====== Material provided

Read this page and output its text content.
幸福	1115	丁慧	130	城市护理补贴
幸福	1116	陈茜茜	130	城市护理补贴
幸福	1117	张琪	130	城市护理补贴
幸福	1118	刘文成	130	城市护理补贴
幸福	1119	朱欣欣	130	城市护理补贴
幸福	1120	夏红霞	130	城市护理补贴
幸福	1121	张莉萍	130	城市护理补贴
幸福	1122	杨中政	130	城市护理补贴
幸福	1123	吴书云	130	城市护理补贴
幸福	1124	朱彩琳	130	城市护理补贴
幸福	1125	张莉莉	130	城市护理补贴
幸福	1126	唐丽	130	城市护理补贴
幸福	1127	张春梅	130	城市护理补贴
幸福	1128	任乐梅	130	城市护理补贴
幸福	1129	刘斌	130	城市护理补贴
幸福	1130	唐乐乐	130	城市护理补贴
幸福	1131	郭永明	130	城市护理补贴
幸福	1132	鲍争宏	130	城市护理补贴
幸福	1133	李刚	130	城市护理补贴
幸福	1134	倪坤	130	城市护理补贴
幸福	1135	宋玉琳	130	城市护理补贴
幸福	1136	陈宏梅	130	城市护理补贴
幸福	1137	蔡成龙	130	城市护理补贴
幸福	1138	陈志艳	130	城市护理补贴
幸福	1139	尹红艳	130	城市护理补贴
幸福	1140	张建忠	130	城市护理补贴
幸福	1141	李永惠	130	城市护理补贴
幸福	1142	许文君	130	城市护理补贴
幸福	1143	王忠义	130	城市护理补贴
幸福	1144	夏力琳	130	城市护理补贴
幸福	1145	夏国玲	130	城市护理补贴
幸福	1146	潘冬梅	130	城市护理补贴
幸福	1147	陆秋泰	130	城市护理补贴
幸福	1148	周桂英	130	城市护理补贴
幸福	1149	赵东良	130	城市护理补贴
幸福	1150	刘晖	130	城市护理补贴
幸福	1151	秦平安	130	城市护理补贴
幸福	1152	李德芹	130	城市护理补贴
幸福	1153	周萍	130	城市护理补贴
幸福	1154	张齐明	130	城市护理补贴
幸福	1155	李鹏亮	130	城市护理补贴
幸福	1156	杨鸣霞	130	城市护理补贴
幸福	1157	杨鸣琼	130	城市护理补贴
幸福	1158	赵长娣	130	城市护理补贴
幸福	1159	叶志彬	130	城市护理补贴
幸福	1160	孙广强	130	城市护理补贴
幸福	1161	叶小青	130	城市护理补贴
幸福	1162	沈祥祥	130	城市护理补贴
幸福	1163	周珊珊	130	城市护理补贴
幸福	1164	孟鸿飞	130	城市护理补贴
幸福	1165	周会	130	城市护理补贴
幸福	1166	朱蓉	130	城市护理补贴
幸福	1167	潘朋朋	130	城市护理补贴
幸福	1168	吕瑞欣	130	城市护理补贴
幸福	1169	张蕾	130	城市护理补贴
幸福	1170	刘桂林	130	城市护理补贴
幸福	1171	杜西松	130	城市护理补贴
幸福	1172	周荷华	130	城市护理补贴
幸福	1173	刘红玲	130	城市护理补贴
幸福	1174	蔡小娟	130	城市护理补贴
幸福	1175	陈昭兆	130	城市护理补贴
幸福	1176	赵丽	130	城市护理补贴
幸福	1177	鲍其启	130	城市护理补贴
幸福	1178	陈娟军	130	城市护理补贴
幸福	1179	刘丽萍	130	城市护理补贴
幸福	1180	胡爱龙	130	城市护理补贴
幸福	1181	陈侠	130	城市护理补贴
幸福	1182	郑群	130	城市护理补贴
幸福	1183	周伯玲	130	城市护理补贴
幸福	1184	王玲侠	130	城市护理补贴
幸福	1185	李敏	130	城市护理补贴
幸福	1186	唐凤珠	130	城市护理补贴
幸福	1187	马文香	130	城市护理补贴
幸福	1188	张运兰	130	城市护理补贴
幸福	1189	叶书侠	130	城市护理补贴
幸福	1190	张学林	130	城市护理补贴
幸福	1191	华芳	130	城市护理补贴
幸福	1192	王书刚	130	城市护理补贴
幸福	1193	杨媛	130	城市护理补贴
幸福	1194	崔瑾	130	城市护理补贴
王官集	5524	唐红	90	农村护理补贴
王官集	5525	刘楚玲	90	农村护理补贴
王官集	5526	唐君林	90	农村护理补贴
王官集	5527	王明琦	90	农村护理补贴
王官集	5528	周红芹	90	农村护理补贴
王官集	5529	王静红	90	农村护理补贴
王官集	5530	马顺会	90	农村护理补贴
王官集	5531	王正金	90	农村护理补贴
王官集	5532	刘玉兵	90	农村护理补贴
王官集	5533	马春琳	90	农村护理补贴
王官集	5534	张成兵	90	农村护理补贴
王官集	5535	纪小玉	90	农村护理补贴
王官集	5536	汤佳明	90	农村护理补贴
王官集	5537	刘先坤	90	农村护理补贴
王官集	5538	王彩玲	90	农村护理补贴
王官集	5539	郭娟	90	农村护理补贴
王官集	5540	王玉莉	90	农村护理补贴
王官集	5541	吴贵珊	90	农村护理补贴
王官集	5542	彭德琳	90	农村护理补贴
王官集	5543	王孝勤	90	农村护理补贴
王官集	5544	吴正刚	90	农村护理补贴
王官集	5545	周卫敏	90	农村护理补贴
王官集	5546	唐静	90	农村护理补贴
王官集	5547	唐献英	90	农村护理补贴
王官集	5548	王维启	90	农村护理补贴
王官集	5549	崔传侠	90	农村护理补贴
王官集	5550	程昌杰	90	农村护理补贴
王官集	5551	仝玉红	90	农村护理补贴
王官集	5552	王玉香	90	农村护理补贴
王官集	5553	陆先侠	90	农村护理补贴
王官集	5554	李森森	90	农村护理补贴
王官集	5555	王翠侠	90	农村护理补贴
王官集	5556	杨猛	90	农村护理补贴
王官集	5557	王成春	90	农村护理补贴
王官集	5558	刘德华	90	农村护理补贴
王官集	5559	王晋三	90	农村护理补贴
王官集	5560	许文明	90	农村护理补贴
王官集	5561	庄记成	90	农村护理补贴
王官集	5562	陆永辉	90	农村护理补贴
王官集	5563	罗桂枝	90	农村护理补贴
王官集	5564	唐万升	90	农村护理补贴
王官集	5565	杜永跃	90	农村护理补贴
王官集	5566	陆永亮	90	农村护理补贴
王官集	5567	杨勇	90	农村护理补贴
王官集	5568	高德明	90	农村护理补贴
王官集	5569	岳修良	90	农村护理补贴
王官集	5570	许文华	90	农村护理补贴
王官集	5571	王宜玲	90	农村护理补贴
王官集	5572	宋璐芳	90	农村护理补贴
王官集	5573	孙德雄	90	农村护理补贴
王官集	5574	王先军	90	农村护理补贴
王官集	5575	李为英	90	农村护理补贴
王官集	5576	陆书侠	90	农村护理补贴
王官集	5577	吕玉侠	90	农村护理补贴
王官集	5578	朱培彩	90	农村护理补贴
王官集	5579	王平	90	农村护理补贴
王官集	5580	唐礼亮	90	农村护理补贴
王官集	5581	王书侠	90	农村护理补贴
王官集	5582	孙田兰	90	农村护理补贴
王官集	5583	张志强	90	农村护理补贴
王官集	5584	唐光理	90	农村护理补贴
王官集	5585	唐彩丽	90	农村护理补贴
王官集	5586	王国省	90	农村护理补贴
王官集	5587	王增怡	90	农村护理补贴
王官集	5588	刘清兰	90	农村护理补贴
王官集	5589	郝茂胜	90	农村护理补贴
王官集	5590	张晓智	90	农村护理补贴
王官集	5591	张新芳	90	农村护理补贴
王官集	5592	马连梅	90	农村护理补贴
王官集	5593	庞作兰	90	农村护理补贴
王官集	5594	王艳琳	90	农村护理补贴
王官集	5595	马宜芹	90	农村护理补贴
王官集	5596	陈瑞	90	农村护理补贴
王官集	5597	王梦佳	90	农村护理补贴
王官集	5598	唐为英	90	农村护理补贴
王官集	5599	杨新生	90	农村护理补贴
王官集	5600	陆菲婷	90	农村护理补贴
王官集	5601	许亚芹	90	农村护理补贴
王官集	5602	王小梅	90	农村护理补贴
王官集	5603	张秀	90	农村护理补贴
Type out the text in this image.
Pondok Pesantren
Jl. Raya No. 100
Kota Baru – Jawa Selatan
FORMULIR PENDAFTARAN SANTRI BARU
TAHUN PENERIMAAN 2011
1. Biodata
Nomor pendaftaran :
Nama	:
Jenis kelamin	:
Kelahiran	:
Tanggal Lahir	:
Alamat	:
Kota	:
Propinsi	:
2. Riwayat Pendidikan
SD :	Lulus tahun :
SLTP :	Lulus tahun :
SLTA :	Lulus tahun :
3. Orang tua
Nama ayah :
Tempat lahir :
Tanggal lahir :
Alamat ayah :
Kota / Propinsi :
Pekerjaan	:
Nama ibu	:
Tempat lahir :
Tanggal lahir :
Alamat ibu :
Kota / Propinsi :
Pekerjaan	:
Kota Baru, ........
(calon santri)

============

Task description - Identify each line of the material where the word "Lulus" shows up, and copy it.

Answer to this problem -
SD :	Lulus tahun :
SLTP :	Lulus tahun :
SLTA :	Lulus tahun :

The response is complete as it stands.